TASK TO CARRY OUT: Filter the entries below, keeping every line that has the word "progress".

Dataset records:
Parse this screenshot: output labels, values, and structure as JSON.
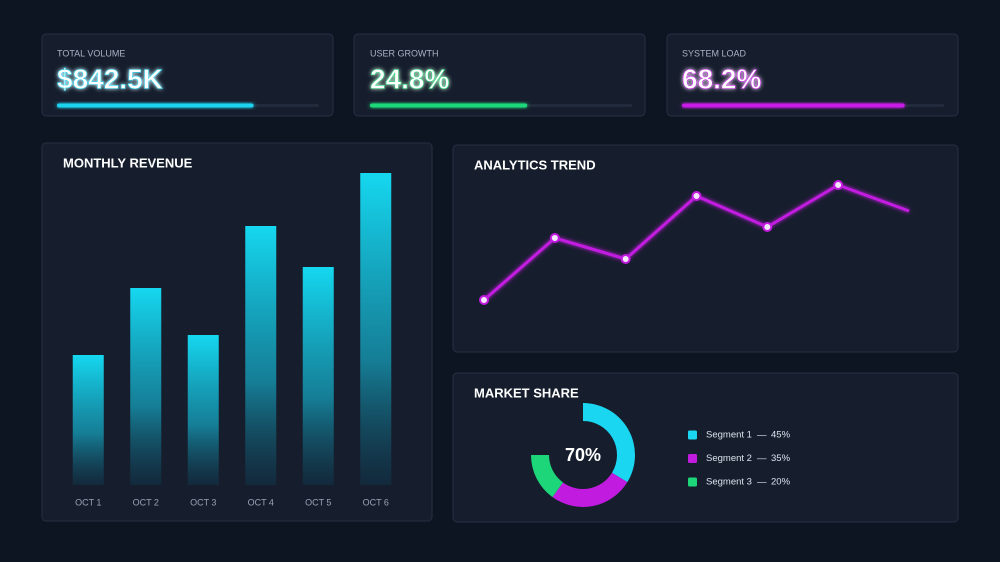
{
  "kpis": [
    {
      "label": "TOTAL VOLUME",
      "value": "$842.5K",
      "progress": 0.75,
      "color": "#1fd3f0"
    },
    {
      "label": "USER GROWTH",
      "value": "24.8%",
      "progress": 0.6,
      "color": "#1fd87a"
    },
    {
      "label": "SYSTEM LOAD",
      "value": "68.2%",
      "progress": 0.85,
      "color": "#c81ce6"
    }
  ],
  "chart_data": [
    {
      "type": "bar",
      "title": "MONTHLY REVENUE",
      "categories": [
        "OCT 1",
        "OCT 2",
        "OCT 3",
        "OCT 4",
        "OCT 5",
        "OCT 6"
      ],
      "values": [
        130,
        197,
        150,
        259,
        218,
        312
      ],
      "ylim": [
        0,
        320
      ],
      "color": "#15d8f0"
    },
    {
      "type": "line",
      "title": "ANALYTICS TREND",
      "values": [
        52,
        114,
        93,
        156,
        125,
        167,
        141
      ],
      "ylim": [
        0,
        207
      ],
      "color": "#c21be0"
    },
    {
      "type": "pie",
      "title": "MARKET SHARE",
      "center_label": "70%",
      "legend_separator": "—",
      "series": [
        {
          "name": "Segment 1",
          "value": 45,
          "value_label": "45%",
          "color": "#1ad6f0"
        },
        {
          "name": "Segment 2",
          "value": 35,
          "value_label": "35%",
          "color": "#c21be0"
        },
        {
          "name": "Segment 3",
          "value": 20,
          "value_label": "20%",
          "color": "#1ed67a"
        }
      ]
    }
  ]
}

EXERCISE RESPONSE:
      "progress": 0.75,
      "progress": 0.6,
      "progress": 0.85,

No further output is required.